Summarize the text about Mr. RIGANTI in two sentences.

::: Exercise text

As you can see, I created a work item with a brief description of the issue. It is linked to a parent work item that describes the particular project area. As you can see, to improve the likelihood of success, I included the exact file names to ensure Mr. RIGANTI understands what I mean. Since he cannot run the application and "see" the pages, it might be challenging for him to guess the correct location from my vague description:

Issue definition for Mr. RIGANTI

Mr. RIGANTI immediately posted a comment with a link to the pipeline run, indicating that he had started working. A Git branch and a draft pull request have been created. In a few minutes, the following changes were implemented:

Example of code changes made by Mr. RIGANTI

Respond to Comments

We've also implemented comment reactions. If you comment on Mr. RIGANTI'S pull request, mention him, or respond to his comment, he'll try to implement the requested change. Most projects are difficult to run without external dependencies, such as databases or APIs; therefore, Mr. RIGANTI can only attempt to compile the project and can easily miss something that needs to be done. However, it is quite easy for us to checkout the branch locally, run the application, and give him additional feedback. If you just copy-paste the error message and give it to him, he'll usually figure out what's wrong and fix it.

I ran the project locally and noticed some issues. As you can see, I didn't polish my feedback much - basically, I just pasted the errors I saw on the screen:

Comment with request for changes for Mr. RIGANTI

Mr. RIGANTI posted another comment stating that he had started working, and within 2 minutes, he updated it to indicate success. He also posted another comment that summarizes his changes.

::::::
::: Data extracts

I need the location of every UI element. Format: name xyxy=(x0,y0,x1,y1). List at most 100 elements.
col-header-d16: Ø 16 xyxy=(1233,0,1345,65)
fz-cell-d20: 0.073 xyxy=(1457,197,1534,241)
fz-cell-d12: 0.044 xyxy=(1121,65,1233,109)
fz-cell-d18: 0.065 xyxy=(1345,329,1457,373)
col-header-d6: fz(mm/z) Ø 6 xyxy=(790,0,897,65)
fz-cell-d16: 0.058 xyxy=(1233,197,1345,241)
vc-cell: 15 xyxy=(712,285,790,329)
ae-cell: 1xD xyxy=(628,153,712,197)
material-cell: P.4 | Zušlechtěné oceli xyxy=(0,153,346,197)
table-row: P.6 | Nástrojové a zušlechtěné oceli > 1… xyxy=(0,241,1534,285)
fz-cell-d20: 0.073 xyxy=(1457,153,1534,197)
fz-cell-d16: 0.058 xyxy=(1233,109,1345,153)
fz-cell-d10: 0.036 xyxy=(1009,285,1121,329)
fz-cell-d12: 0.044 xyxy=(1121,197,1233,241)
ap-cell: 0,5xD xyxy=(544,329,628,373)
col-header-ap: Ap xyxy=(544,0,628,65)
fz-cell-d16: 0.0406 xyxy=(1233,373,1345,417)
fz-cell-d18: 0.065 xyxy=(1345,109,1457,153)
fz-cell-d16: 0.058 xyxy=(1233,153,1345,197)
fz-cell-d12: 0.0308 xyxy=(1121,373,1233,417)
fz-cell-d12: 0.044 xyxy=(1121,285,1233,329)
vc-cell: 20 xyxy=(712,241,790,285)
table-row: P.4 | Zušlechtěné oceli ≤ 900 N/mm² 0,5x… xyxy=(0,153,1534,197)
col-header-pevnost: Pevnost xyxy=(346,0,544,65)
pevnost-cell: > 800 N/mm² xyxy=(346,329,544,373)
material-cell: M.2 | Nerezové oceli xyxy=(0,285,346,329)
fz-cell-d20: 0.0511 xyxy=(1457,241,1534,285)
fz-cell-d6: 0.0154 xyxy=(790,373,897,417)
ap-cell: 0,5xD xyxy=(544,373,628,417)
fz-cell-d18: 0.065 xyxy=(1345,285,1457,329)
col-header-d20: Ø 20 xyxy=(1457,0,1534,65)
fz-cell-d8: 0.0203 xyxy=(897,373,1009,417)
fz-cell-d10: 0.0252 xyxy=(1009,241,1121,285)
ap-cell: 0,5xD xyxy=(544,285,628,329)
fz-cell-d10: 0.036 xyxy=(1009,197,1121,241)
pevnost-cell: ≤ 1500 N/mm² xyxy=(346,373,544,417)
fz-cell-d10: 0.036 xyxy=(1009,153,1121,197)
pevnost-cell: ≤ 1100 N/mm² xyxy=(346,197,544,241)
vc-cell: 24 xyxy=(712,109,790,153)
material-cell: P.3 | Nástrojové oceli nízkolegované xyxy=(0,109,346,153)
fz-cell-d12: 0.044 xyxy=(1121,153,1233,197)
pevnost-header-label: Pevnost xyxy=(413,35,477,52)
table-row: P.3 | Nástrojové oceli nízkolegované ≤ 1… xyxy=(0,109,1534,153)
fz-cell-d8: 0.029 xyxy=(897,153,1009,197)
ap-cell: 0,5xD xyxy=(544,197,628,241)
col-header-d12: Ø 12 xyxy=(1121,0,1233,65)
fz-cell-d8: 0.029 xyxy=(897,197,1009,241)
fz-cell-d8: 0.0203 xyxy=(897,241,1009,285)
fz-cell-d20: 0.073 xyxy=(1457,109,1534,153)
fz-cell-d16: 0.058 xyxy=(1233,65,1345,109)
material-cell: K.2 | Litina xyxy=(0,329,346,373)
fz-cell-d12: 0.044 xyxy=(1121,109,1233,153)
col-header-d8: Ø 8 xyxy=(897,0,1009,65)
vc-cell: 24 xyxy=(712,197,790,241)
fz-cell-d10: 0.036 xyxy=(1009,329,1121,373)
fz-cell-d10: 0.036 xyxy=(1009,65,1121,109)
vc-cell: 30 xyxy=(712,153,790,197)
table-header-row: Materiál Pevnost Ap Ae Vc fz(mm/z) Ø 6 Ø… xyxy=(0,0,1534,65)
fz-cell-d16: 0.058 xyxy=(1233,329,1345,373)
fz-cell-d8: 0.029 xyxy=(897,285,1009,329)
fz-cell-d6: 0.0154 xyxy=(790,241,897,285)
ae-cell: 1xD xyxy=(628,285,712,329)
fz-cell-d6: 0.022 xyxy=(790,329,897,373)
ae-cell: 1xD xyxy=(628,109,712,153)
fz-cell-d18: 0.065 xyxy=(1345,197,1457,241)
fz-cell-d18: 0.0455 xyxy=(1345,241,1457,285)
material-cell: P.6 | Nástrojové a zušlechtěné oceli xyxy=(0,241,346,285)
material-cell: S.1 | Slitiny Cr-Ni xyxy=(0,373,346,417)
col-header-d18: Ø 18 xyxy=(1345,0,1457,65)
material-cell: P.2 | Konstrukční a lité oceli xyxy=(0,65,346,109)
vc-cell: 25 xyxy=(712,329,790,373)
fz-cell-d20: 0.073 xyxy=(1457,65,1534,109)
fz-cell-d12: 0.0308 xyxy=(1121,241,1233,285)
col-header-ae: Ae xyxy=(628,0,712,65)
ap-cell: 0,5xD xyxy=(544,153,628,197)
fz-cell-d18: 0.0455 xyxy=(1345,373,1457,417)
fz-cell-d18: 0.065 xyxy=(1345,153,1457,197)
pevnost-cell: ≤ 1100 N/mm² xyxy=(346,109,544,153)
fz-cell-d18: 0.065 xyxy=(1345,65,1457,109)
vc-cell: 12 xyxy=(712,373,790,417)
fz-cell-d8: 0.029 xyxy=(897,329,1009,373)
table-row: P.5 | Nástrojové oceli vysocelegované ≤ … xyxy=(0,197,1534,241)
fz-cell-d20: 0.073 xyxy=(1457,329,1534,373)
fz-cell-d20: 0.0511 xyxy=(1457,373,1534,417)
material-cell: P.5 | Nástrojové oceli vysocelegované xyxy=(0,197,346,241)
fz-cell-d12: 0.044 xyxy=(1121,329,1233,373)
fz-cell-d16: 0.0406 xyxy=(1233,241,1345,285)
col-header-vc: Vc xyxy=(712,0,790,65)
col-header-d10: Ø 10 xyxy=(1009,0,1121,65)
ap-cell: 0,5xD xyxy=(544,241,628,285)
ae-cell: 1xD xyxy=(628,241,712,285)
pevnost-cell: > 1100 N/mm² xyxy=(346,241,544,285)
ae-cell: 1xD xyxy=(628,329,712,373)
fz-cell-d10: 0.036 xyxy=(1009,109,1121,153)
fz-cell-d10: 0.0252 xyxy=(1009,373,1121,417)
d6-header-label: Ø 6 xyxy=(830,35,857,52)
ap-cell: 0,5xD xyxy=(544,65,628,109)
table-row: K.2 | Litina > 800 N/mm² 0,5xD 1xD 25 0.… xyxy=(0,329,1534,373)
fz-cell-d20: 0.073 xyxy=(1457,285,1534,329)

::::::

### Completed exercise
The writer created a work item that includes the exact file names, and Mr. RIGANTI posted a comment that he had started, then created a Git branch and a draft pull request and implemented changes within a few minutes. Because Mr. RIGANTI also responds to comments on his pull request, the writer ran the project locally and pasted the errors as feedback; within 2 minutes he reported success and posted a summary of his changes.